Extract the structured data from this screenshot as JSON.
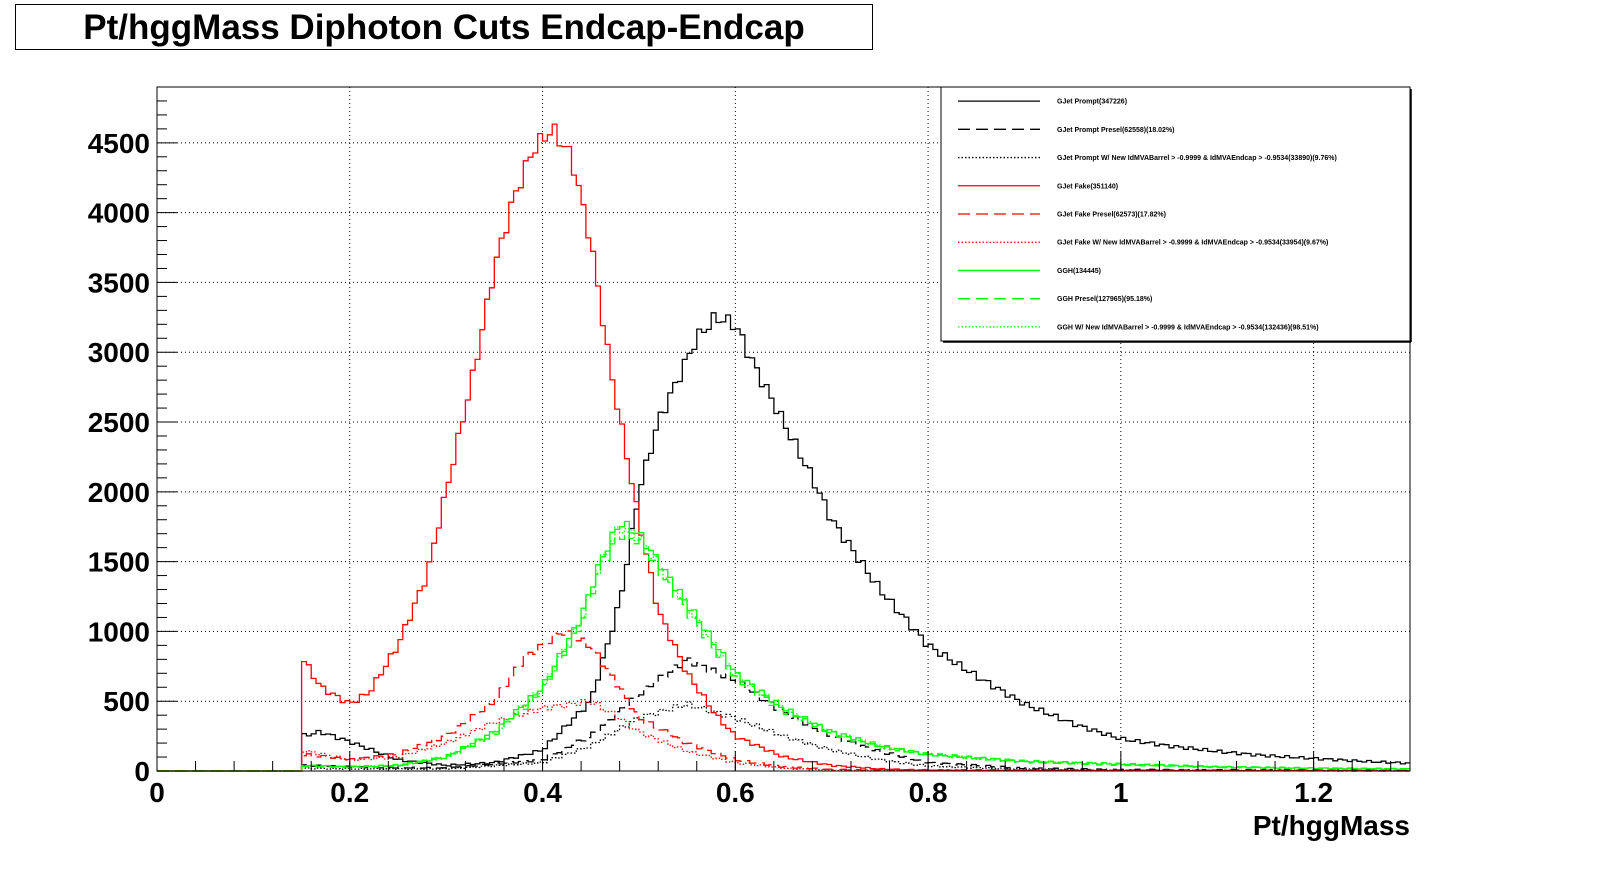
{
  "title": "Pt/hggMass Diphoton Cuts Endcap-Endcap",
  "colors": {
    "black": "#000000",
    "red": "#ff0000",
    "green": "#00ff00"
  },
  "chart_data": {
    "type": "line",
    "xlabel": "Pt/hggMass",
    "ylabel": "",
    "xlim": [
      0,
      1.3
    ],
    "ylim": [
      0,
      4900
    ],
    "grid": true,
    "legend_position": "top-right",
    "x_ticks": [
      0,
      0.2,
      0.4,
      0.6,
      0.8,
      1,
      1.2
    ],
    "x_tick_labels": [
      "0",
      "0.2",
      "0.4",
      "0.6",
      "0.8",
      "1",
      "1.2"
    ],
    "y_ticks": [
      0,
      500,
      1000,
      1500,
      2000,
      2500,
      3000,
      3500,
      4000,
      4500
    ],
    "y_tick_labels": [
      "0",
      "500",
      "1000",
      "1500",
      "2000",
      "2500",
      "3000",
      "3500",
      "4000",
      "4500"
    ],
    "series": [
      {
        "name": "GJet Prompt(347226)",
        "color": "#000000",
        "style": "solid",
        "points": [
          [
            0.15,
            0
          ],
          [
            0.15,
            250
          ],
          [
            0.17,
            280
          ],
          [
            0.2,
            210
          ],
          [
            0.25,
            80
          ],
          [
            0.3,
            40
          ],
          [
            0.35,
            60
          ],
          [
            0.4,
            150
          ],
          [
            0.45,
            500
          ],
          [
            0.48,
            1200
          ],
          [
            0.5,
            2000
          ],
          [
            0.52,
            2500
          ],
          [
            0.54,
            2800
          ],
          [
            0.56,
            3100
          ],
          [
            0.58,
            3250
          ],
          [
            0.6,
            3200
          ],
          [
            0.62,
            2900
          ],
          [
            0.65,
            2500
          ],
          [
            0.68,
            2100
          ],
          [
            0.7,
            1800
          ],
          [
            0.75,
            1300
          ],
          [
            0.8,
            900
          ],
          [
            0.85,
            680
          ],
          [
            0.9,
            480
          ],
          [
            0.95,
            340
          ],
          [
            1.0,
            230
          ],
          [
            1.05,
            180
          ],
          [
            1.1,
            140
          ],
          [
            1.15,
            110
          ],
          [
            1.2,
            90
          ],
          [
            1.25,
            70
          ],
          [
            1.3,
            55
          ]
        ]
      },
      {
        "name": "GJet Prompt Presel(62558)(18.02%)",
        "color": "#000000",
        "style": "dashed",
        "points": [
          [
            0.15,
            0
          ],
          [
            0.15,
            40
          ],
          [
            0.2,
            30
          ],
          [
            0.3,
            20
          ],
          [
            0.4,
            80
          ],
          [
            0.45,
            250
          ],
          [
            0.5,
            550
          ],
          [
            0.55,
            800
          ],
          [
            0.6,
            650
          ],
          [
            0.65,
            420
          ],
          [
            0.7,
            250
          ],
          [
            0.75,
            140
          ],
          [
            0.8,
            60
          ],
          [
            0.9,
            20
          ],
          [
            1.0,
            10
          ],
          [
            1.3,
            5
          ]
        ]
      },
      {
        "name": "GJet Prompt W/ New IdMVABarrel > -0.9999 & IdMVAEndcap > -0.9534(33890)(9.76%)",
        "color": "#000000",
        "style": "dotted",
        "points": [
          [
            0.15,
            0
          ],
          [
            0.15,
            20
          ],
          [
            0.2,
            15
          ],
          [
            0.3,
            15
          ],
          [
            0.4,
            60
          ],
          [
            0.45,
            180
          ],
          [
            0.5,
            380
          ],
          [
            0.55,
            480
          ],
          [
            0.6,
            380
          ],
          [
            0.65,
            250
          ],
          [
            0.7,
            150
          ],
          [
            0.75,
            80
          ],
          [
            0.8,
            35
          ],
          [
            0.9,
            12
          ],
          [
            1.0,
            5
          ],
          [
            1.3,
            3
          ]
        ]
      },
      {
        "name": "GJet Fake(351140)",
        "color": "#ff0000",
        "style": "solid",
        "points": [
          [
            0.15,
            0
          ],
          [
            0.15,
            820
          ],
          [
            0.17,
            600
          ],
          [
            0.2,
            480
          ],
          [
            0.22,
            560
          ],
          [
            0.25,
            900
          ],
          [
            0.28,
            1400
          ],
          [
            0.3,
            2000
          ],
          [
            0.33,
            2900
          ],
          [
            0.35,
            3600
          ],
          [
            0.37,
            4100
          ],
          [
            0.39,
            4450
          ],
          [
            0.41,
            4600
          ],
          [
            0.43,
            4400
          ],
          [
            0.45,
            3800
          ],
          [
            0.47,
            2900
          ],
          [
            0.5,
            1800
          ],
          [
            0.52,
            1150
          ],
          [
            0.55,
            700
          ],
          [
            0.58,
            400
          ],
          [
            0.6,
            250
          ],
          [
            0.65,
            100
          ],
          [
            0.7,
            40
          ],
          [
            0.75,
            15
          ],
          [
            0.8,
            5
          ],
          [
            1.3,
            0
          ]
        ]
      },
      {
        "name": "GJet Fake Presel(62573)(17.82%)",
        "color": "#ff0000",
        "style": "dashed",
        "points": [
          [
            0.15,
            0
          ],
          [
            0.15,
            120
          ],
          [
            0.2,
            80
          ],
          [
            0.25,
            120
          ],
          [
            0.3,
            250
          ],
          [
            0.35,
            500
          ],
          [
            0.38,
            800
          ],
          [
            0.42,
            1000
          ],
          [
            0.45,
            900
          ],
          [
            0.48,
            600
          ],
          [
            0.5,
            380
          ],
          [
            0.55,
            200
          ],
          [
            0.6,
            80
          ],
          [
            0.65,
            30
          ],
          [
            0.7,
            10
          ],
          [
            1.3,
            0
          ]
        ]
      },
      {
        "name": "GJet Fake W/ New IdMVABarrel > -0.9999 & IdMVAEndcap > -0.9534(33954)(9.67%)",
        "color": "#ff0000",
        "style": "dotted",
        "points": [
          [
            0.15,
            0
          ],
          [
            0.15,
            150
          ],
          [
            0.2,
            80
          ],
          [
            0.25,
            100
          ],
          [
            0.3,
            200
          ],
          [
            0.35,
            350
          ],
          [
            0.4,
            450
          ],
          [
            0.45,
            500
          ],
          [
            0.48,
            380
          ],
          [
            0.5,
            280
          ],
          [
            0.55,
            140
          ],
          [
            0.6,
            60
          ],
          [
            0.65,
            20
          ],
          [
            0.7,
            5
          ],
          [
            1.3,
            0
          ]
        ]
      },
      {
        "name": "GGH(134445)",
        "color": "#00ff00",
        "style": "solid",
        "points": [
          [
            0.15,
            0
          ],
          [
            0.15,
            40
          ],
          [
            0.2,
            30
          ],
          [
            0.25,
            40
          ],
          [
            0.3,
            100
          ],
          [
            0.35,
            280
          ],
          [
            0.4,
            600
          ],
          [
            0.44,
            1100
          ],
          [
            0.46,
            1500
          ],
          [
            0.48,
            1780
          ],
          [
            0.5,
            1700
          ],
          [
            0.52,
            1500
          ],
          [
            0.55,
            1200
          ],
          [
            0.58,
            900
          ],
          [
            0.6,
            700
          ],
          [
            0.65,
            450
          ],
          [
            0.7,
            280
          ],
          [
            0.75,
            180
          ],
          [
            0.8,
            120
          ],
          [
            0.9,
            70
          ],
          [
            1.0,
            50
          ],
          [
            1.1,
            30
          ],
          [
            1.2,
            20
          ],
          [
            1.3,
            15
          ]
        ]
      },
      {
        "name": "GGH Presel(127965)(95.18%)",
        "color": "#00ff00",
        "style": "dashed",
        "points": [
          [
            0.15,
            0
          ],
          [
            0.15,
            35
          ],
          [
            0.2,
            28
          ],
          [
            0.25,
            38
          ],
          [
            0.3,
            95
          ],
          [
            0.35,
            260
          ],
          [
            0.4,
            570
          ],
          [
            0.44,
            1050
          ],
          [
            0.46,
            1450
          ],
          [
            0.48,
            1700
          ],
          [
            0.5,
            1650
          ],
          [
            0.52,
            1450
          ],
          [
            0.55,
            1150
          ],
          [
            0.58,
            860
          ],
          [
            0.6,
            670
          ],
          [
            0.65,
            430
          ],
          [
            0.7,
            270
          ],
          [
            0.75,
            170
          ],
          [
            0.8,
            115
          ],
          [
            0.9,
            65
          ],
          [
            1.0,
            45
          ],
          [
            1.1,
            28
          ],
          [
            1.2,
            18
          ],
          [
            1.3,
            12
          ]
        ]
      },
      {
        "name": "GGH W/ New IdMVABarrel > -0.9999 & IdMVAEndcap > -0.9534(132436)(98.51%)",
        "color": "#00ff00",
        "style": "dotted",
        "points": [
          [
            0.15,
            0
          ],
          [
            0.15,
            38
          ],
          [
            0.2,
            29
          ],
          [
            0.25,
            39
          ],
          [
            0.3,
            98
          ],
          [
            0.35,
            270
          ],
          [
            0.4,
            590
          ],
          [
            0.44,
            1080
          ],
          [
            0.46,
            1480
          ],
          [
            0.48,
            1750
          ],
          [
            0.5,
            1680
          ],
          [
            0.52,
            1480
          ],
          [
            0.55,
            1180
          ],
          [
            0.58,
            880
          ],
          [
            0.6,
            690
          ],
          [
            0.65,
            440
          ],
          [
            0.7,
            275
          ],
          [
            0.75,
            175
          ],
          [
            0.8,
            118
          ],
          [
            0.9,
            68
          ],
          [
            1.0,
            48
          ],
          [
            1.1,
            29
          ],
          [
            1.2,
            19
          ],
          [
            1.3,
            14
          ]
        ]
      }
    ]
  }
}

——————

▶ [WORK TO DO] Check each line of the data above for the word "Prompt" and say how many lines contain it, giving nothing besides the number.

▶ [EXPECTED ANSWER] 3